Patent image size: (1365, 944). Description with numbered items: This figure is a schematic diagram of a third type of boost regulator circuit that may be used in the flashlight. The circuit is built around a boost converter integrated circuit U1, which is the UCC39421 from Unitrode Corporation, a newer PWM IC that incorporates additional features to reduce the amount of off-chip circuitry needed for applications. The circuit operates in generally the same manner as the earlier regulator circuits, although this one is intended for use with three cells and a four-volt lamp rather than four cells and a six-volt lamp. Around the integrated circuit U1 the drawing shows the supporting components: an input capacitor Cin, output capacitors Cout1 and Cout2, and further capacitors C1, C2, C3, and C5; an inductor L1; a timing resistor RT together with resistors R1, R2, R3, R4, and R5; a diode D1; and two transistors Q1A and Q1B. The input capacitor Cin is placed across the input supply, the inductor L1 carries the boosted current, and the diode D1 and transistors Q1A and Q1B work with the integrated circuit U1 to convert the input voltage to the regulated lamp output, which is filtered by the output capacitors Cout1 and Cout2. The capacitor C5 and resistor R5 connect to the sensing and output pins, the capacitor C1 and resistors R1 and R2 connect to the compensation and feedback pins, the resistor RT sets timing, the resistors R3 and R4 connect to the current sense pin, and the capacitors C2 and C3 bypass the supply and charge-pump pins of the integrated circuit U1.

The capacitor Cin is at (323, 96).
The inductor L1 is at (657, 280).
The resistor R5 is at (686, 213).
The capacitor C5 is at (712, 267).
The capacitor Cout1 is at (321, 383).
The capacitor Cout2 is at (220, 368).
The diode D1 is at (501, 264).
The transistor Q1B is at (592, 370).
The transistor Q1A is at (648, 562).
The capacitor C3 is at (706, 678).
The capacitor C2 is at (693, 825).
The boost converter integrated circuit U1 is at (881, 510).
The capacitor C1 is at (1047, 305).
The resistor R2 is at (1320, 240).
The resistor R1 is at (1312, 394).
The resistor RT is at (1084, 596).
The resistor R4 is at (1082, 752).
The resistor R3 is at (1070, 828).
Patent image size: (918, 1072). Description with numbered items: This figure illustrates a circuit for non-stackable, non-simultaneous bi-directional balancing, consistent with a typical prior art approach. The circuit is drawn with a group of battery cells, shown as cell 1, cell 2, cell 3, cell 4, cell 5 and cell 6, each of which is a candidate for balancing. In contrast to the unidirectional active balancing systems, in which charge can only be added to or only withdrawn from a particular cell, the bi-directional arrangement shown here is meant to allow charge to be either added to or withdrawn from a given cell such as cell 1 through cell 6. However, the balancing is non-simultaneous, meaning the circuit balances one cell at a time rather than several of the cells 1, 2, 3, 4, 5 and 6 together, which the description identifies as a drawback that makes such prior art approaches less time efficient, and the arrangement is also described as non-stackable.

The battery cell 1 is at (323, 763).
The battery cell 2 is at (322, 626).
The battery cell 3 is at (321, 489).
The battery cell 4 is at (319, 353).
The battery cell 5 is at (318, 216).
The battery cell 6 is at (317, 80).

### [Assignment]
Could you return the complete listing, word for word?

### [Written response]
Patent image size: (1365, 944). Description with numbered items: This figure is a schematic diagram of a third type of boost regulator circuit that may be used in the flashlight. The circuit is built around a boost converter integrated circuit U1, which is the UCC39421 from Unitrode Corporation, a newer PWM IC that incorporates additional features to reduce the amount of off-chip circuitry needed for applications. The circuit operates in generally the same manner as the earlier regulator circuits, although this one is intended for use with three cells and a four-volt lamp rather than four cells and a six-volt lamp. Around the integrated circuit U1 the drawing shows the supporting components: an input capacitor Cin, output capacitors Cout1 and Cout2, and further capacitors C1, C2, C3, and C5; an inductor L1; a timing resistor RT together with resistors R1, R2, R3, R4, and R5; a diode D1; and two transistors Q1A and Q1B. The input capacitor Cin is placed across the input supply, the inductor L1 carries the boosted current, and the diode D1 and transistors Q1A and Q1B work with the integrated circuit U1 to convert the input voltage to the regulated lamp output, which is filtered by the output capacitors Cout1 and Cout2. The capacitor C5 and resistor R5 connect to the sensing and output pins, the capacitor C1 and resistors R1 and R2 connect to the compensation and feedback pins, the resistor RT sets timing, the resistors R3 and R4 connect to the current sense pin, and the capacitors C2 and C3 bypass the supply and charge-pump pins of the integrated circuit U1.

The capacitor Cin is at (323, 96).
The inductor L1 is at (657, 280).
The resistor R5 is at (686, 213).
The capacitor C5 is at (712, 267).
The capacitor Cout1 is at (321, 383).
The capacitor Cout2 is at (220, 368).
The diode D1 is at (501, 264).
The transistor Q1B is at (592, 370).
The transistor Q1A is at (648, 562).
The capacitor C3 is at (706, 678).
The capacitor C2 is at (693, 825).
The boost converter integrated circuit U1 is at (881, 510).
The capacitor C1 is at (1047, 305).
The resistor R2 is at (1320, 240).
The resistor R1 is at (1312, 394).
The resistor RT is at (1084, 596).
The resistor R4 is at (1082, 752).
The resistor R3 is at (1070, 828).
Patent image size: (918, 1072). Description with numbered items: This figure illustrates a circuit for non-stackable, non-simultaneous bi-directional balancing, consistent with a typical prior art approach. The circuit is drawn with a group of battery cells, shown as cell 1, cell 2, cell 3, cell 4, cell 5 and cell 6, each of which is a candidate for balancing. In contrast to the unidirectional active balancing systems, in which charge can only be added to or only withdrawn from a particular cell, the bi-directional arrangement shown here is meant to allow charge to be either added to or withdrawn from a given cell such as cell 1 through cell 6. However, the balancing is non-simultaneous, meaning the circuit balances one cell at a time rather than several of the cells 1, 2, 3, 4, 5 and 6 together, which the description identifies as a drawback that makes such prior art approaches less time efficient, and the arrangement is also described as non-stackable.

The battery cell 1 is at (323, 763).
The battery cell 2 is at (322, 626).
The battery cell 3 is at (321, 489).
The battery cell 4 is at (319, 353).
The battery cell 5 is at (318, 216).
The battery cell 6 is at (317, 80).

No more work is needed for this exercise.